THE PROBLEM.
Copy every line that contains the string "content" from the entries below.

AVAILABLE DATA.
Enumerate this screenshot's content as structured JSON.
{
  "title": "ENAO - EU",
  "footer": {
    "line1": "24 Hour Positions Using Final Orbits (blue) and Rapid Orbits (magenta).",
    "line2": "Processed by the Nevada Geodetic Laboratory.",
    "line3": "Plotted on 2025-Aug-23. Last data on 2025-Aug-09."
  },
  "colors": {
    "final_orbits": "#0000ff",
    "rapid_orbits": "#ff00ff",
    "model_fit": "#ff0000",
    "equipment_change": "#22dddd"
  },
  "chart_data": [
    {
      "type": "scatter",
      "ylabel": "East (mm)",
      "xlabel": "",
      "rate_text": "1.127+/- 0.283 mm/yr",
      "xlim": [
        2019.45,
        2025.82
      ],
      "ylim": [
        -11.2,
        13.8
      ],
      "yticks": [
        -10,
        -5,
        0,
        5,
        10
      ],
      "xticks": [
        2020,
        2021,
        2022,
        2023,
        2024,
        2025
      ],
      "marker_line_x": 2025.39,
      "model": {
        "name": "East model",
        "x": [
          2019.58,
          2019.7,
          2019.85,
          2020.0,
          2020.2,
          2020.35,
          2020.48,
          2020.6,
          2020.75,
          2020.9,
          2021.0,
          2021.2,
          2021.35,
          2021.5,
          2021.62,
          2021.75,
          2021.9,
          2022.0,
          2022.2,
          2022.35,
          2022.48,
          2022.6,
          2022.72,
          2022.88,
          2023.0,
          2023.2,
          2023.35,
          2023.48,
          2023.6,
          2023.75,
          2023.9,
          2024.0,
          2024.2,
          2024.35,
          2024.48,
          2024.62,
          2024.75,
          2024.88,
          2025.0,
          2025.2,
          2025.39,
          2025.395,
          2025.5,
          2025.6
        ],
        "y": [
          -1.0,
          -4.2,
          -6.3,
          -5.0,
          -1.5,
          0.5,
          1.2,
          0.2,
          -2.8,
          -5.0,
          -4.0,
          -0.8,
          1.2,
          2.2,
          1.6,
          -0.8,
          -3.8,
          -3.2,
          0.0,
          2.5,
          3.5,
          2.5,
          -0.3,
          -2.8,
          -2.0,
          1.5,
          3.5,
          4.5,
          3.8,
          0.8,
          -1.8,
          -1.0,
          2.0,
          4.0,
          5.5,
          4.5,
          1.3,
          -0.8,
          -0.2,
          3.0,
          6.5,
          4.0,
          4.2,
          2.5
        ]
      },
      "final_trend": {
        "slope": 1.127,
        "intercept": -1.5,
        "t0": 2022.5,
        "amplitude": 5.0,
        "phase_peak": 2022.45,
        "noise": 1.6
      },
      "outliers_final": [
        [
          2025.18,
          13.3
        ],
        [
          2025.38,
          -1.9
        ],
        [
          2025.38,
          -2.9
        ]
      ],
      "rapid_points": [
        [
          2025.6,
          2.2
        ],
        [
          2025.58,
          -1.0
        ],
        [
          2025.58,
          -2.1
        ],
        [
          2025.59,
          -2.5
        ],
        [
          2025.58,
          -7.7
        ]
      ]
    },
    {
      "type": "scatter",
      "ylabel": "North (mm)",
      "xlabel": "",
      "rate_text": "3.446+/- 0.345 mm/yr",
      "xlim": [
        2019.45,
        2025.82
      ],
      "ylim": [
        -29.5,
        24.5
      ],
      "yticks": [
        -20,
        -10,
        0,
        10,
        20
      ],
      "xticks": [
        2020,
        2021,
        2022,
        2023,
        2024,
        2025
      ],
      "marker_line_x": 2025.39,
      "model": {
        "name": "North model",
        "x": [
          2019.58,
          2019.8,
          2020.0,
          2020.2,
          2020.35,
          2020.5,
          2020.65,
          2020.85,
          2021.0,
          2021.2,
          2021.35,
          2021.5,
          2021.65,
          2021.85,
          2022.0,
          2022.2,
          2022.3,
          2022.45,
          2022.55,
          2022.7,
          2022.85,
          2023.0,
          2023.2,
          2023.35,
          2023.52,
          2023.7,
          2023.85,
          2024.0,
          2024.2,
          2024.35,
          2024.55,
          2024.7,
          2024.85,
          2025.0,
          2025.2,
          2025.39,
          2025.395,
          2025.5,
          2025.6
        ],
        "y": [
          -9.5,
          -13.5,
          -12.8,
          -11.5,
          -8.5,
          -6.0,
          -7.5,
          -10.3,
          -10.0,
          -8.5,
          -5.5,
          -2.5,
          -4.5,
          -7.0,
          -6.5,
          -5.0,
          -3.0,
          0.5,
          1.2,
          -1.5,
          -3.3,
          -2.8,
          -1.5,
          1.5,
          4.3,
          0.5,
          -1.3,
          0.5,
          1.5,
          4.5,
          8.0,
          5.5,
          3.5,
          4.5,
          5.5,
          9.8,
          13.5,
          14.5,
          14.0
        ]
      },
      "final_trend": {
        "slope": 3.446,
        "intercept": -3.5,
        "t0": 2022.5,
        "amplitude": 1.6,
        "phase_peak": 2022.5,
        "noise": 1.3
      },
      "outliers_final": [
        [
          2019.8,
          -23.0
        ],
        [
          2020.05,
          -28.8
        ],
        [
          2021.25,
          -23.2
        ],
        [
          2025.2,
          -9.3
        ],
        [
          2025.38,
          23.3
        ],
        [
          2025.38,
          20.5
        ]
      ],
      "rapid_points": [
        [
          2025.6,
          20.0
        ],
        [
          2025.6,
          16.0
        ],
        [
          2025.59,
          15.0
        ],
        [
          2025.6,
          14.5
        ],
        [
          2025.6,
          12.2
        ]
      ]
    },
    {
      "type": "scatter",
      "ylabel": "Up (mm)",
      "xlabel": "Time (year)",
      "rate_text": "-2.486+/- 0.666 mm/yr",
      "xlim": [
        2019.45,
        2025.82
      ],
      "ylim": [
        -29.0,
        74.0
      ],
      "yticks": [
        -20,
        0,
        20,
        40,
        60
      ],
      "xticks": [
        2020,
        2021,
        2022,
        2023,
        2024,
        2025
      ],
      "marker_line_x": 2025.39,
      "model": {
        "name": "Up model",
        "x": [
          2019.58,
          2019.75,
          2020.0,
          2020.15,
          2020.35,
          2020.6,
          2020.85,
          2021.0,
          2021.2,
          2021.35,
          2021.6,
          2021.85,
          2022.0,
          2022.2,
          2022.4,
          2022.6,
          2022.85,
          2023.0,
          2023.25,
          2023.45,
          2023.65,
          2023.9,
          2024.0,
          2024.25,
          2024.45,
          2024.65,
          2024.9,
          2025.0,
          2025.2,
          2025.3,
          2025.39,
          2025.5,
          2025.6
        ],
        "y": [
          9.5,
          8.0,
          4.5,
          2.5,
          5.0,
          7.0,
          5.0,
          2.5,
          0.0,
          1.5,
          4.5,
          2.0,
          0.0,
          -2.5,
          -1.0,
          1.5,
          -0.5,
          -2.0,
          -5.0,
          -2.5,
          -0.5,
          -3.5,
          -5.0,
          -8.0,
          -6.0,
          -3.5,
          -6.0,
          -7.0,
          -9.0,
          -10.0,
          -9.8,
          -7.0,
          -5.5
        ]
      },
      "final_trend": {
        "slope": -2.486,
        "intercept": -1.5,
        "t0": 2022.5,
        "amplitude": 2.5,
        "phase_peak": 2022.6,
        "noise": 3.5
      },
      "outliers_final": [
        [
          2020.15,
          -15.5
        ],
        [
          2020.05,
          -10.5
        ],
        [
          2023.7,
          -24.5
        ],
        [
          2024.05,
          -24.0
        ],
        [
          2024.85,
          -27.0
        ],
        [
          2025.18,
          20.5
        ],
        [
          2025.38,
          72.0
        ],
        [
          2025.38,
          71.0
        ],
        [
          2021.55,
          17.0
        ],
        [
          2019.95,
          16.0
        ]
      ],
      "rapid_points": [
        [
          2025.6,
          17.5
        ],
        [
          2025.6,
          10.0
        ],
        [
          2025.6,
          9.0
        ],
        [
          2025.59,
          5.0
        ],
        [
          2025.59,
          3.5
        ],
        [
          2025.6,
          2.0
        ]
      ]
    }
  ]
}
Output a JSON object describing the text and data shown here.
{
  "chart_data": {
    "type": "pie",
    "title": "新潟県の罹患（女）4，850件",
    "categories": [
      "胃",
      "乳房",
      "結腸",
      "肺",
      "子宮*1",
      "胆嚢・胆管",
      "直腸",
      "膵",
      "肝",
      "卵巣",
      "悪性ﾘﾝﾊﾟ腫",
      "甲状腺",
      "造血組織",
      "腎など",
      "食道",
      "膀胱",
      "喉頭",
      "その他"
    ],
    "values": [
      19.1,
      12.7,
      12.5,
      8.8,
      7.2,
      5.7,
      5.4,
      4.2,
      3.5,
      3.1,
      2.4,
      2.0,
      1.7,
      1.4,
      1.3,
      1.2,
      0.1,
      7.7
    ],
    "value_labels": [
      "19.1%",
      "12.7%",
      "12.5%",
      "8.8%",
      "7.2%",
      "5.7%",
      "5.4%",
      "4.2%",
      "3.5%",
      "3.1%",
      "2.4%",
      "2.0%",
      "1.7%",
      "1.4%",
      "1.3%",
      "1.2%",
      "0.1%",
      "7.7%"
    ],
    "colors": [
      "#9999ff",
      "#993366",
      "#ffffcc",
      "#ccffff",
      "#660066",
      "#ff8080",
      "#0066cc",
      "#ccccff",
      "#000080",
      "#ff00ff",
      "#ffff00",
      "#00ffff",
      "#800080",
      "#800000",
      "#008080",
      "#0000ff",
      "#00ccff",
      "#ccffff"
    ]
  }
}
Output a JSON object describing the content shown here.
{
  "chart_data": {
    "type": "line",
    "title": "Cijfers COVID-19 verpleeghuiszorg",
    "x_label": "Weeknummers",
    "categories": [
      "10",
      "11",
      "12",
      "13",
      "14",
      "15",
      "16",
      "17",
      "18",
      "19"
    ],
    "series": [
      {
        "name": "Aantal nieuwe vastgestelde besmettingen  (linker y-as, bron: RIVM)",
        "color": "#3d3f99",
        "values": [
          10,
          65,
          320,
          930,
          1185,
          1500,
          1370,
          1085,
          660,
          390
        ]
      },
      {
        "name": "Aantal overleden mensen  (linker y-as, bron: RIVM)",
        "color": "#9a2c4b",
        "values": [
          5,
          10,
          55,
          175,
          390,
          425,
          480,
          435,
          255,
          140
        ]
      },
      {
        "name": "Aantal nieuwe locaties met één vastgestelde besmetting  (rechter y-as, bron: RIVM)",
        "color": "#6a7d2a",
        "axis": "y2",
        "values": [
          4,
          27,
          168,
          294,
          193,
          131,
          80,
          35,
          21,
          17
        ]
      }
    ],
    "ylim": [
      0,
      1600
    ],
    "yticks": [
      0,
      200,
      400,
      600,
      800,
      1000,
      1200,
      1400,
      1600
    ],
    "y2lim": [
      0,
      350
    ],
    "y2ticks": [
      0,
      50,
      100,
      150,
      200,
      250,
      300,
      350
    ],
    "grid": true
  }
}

RESPONSE TO THE EXERCISE.
Enumerate this screenshot's content as structured JSON.
Output a JSON object describing the content shown here.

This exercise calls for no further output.